[Exercise description]
Say how many lines contain the word "ROAD". Only the number should be given.

>>>

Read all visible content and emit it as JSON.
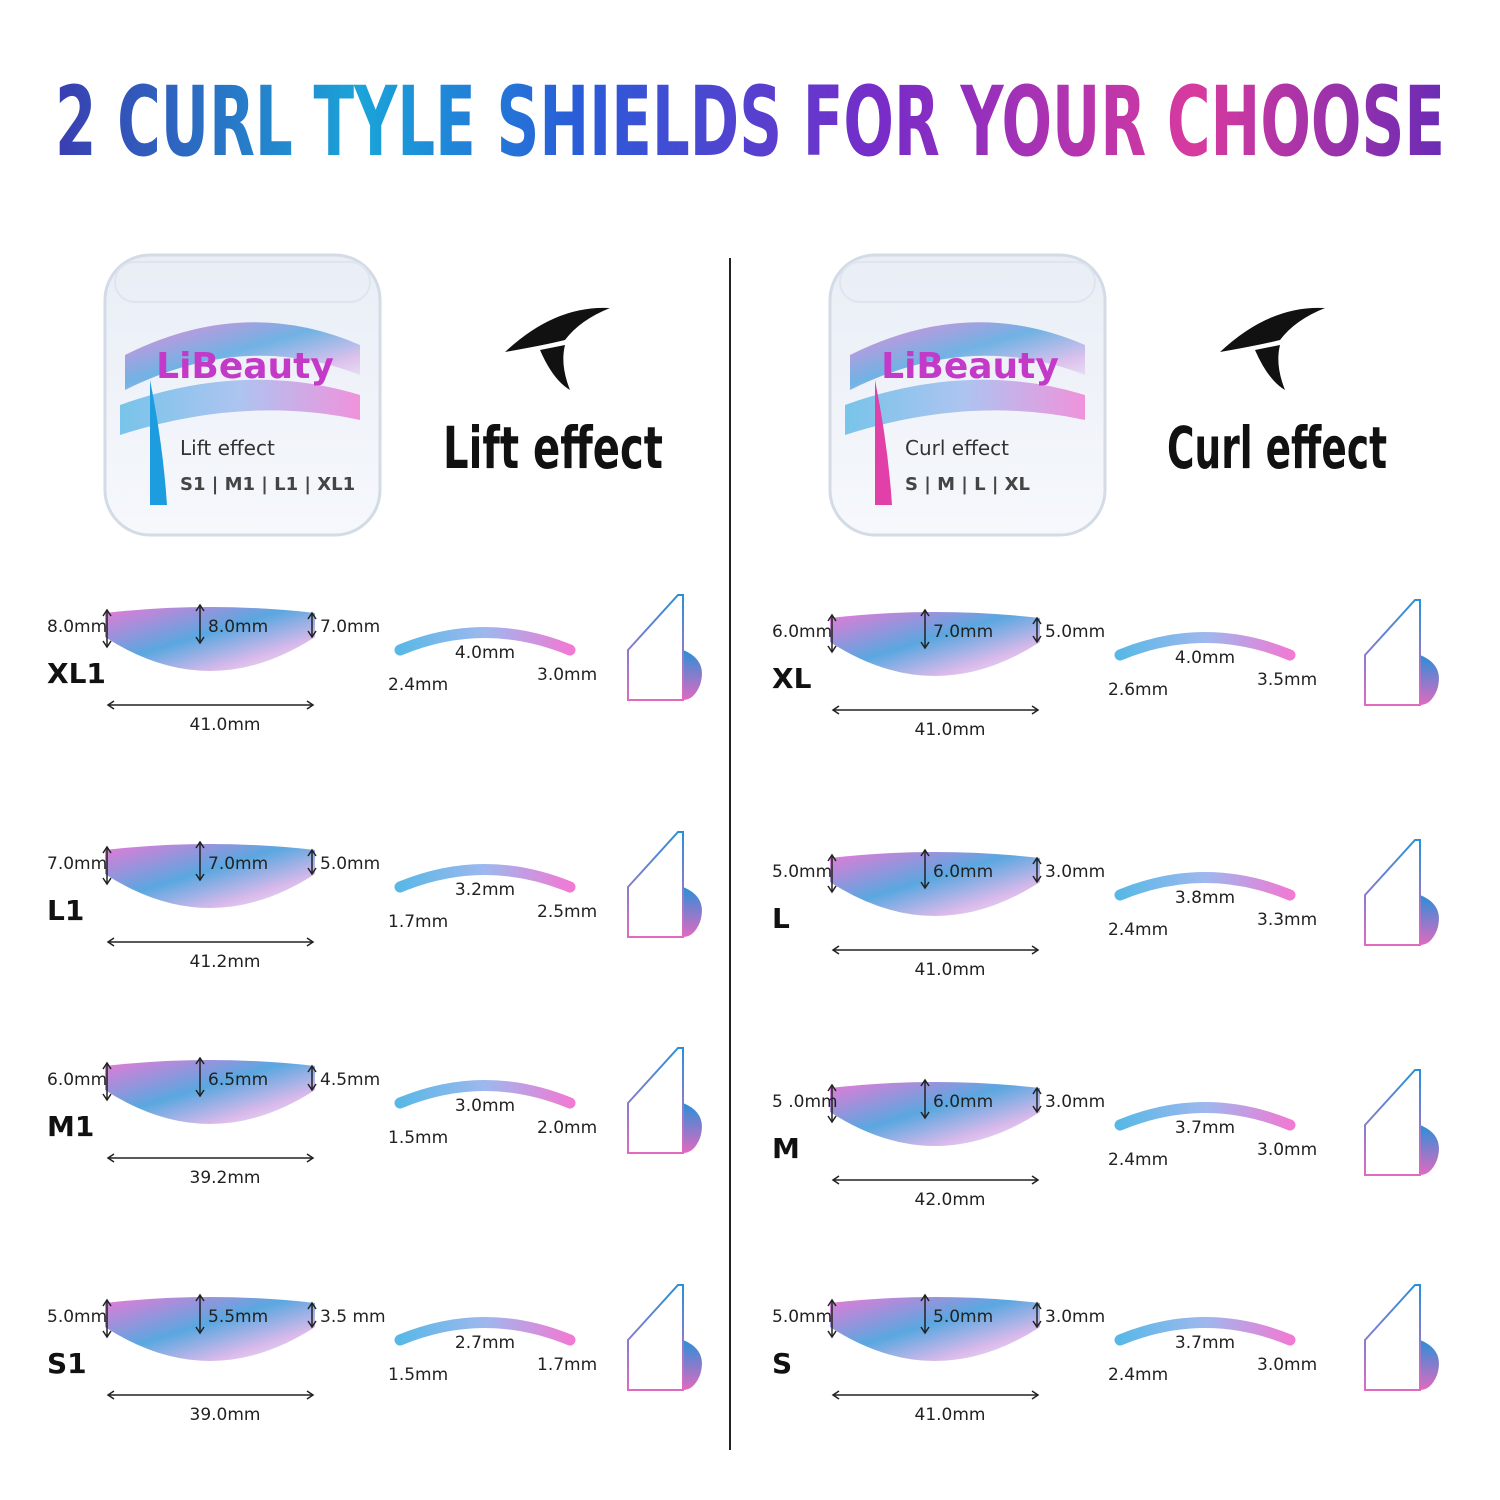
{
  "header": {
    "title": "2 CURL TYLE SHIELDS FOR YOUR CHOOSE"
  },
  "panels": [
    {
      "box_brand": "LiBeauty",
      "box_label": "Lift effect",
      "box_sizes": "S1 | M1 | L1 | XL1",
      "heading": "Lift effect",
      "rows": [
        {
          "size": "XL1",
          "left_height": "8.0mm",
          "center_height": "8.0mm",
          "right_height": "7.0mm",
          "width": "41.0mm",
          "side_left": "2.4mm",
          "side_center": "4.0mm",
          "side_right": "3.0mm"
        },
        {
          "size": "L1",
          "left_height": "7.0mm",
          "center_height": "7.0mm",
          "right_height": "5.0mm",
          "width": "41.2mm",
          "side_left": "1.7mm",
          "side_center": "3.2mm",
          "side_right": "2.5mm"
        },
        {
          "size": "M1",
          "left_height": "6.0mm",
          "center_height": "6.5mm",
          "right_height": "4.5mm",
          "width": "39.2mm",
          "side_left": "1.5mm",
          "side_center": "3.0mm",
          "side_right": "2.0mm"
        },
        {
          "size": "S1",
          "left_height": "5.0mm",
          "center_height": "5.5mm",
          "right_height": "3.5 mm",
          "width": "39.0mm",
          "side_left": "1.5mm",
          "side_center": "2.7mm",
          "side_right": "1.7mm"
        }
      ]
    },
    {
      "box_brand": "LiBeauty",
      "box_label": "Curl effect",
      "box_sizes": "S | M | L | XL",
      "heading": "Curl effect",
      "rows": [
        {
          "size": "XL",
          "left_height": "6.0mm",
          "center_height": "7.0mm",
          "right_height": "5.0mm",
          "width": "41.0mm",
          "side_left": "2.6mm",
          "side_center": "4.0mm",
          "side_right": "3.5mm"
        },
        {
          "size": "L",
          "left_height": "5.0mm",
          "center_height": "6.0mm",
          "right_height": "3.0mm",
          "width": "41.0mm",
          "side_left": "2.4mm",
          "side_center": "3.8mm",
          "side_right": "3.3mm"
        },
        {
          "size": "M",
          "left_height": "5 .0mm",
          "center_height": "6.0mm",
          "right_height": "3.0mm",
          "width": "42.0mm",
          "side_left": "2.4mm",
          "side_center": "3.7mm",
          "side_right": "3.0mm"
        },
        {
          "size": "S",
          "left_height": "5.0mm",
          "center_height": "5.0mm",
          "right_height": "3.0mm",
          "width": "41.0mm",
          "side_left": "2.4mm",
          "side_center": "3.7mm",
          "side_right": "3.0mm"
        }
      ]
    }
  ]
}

<<<
>>>

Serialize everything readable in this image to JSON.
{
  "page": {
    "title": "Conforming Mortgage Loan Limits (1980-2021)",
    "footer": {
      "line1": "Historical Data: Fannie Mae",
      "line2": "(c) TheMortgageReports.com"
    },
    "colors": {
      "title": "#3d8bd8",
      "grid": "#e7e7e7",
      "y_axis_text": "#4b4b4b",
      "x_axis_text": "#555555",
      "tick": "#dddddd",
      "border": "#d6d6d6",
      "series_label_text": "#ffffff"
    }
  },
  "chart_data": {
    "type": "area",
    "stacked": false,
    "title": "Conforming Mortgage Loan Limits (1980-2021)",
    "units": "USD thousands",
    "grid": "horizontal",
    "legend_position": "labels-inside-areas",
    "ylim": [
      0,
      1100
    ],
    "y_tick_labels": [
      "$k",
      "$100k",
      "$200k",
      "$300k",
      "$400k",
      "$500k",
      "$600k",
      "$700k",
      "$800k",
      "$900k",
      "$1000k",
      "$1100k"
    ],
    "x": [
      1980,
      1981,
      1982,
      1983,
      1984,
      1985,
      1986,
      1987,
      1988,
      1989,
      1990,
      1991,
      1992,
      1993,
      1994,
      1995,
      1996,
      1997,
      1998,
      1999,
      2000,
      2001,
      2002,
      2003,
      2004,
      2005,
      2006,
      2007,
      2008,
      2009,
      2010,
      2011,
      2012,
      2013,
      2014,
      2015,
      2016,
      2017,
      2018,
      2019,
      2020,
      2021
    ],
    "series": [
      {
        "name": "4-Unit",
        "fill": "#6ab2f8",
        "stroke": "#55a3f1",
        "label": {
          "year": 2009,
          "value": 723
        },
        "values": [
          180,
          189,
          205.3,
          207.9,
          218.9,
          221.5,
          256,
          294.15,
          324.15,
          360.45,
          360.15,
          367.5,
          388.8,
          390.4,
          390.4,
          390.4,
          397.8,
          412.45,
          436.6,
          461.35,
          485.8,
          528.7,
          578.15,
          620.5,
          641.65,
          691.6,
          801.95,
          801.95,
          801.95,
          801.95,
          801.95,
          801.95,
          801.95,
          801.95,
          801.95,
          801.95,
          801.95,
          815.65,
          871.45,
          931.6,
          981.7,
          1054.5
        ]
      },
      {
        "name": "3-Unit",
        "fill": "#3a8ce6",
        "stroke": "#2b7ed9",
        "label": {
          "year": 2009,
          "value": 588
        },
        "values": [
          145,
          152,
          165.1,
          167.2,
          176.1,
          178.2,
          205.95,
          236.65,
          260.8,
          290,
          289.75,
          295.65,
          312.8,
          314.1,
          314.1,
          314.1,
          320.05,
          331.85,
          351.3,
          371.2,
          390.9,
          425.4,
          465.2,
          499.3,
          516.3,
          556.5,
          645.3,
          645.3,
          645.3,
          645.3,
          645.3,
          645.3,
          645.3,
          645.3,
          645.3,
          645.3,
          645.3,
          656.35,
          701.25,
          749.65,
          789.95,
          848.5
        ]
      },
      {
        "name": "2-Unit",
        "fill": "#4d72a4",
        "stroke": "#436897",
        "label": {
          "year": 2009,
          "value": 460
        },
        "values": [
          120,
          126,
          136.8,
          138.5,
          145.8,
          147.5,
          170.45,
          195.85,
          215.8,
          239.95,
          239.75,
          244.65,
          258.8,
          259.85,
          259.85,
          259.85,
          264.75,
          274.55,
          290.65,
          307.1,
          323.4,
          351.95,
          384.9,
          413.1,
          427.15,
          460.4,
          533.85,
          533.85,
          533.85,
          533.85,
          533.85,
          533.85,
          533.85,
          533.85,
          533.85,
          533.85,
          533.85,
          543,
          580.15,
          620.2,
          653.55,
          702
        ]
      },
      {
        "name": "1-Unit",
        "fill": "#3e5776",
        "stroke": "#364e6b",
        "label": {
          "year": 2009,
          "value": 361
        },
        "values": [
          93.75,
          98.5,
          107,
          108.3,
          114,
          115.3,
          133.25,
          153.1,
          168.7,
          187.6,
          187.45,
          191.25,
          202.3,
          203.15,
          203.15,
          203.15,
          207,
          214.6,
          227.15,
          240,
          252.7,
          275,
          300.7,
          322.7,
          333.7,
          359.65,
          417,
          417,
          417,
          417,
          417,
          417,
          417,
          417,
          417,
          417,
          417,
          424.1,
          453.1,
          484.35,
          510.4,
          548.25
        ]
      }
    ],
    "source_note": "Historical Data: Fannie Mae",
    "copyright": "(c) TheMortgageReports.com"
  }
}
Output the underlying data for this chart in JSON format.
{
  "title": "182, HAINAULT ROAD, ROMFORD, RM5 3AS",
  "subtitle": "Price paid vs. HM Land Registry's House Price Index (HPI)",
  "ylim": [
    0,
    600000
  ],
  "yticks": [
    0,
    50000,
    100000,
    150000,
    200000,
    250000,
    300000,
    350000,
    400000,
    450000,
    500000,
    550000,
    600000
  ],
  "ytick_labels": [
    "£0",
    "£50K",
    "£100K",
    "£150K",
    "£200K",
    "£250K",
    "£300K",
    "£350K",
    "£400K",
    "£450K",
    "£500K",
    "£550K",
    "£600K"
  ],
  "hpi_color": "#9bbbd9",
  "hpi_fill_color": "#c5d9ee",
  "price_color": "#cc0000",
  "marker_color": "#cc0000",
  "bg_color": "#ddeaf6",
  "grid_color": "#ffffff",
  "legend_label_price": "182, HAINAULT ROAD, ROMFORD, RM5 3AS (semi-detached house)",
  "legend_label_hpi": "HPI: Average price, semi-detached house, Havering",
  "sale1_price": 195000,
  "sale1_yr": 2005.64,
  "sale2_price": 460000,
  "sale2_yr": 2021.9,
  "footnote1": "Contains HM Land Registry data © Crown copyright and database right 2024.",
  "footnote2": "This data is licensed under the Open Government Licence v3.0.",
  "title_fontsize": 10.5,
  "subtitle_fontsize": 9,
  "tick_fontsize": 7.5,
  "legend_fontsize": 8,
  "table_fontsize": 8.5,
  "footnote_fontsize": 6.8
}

<<<

[Response]
2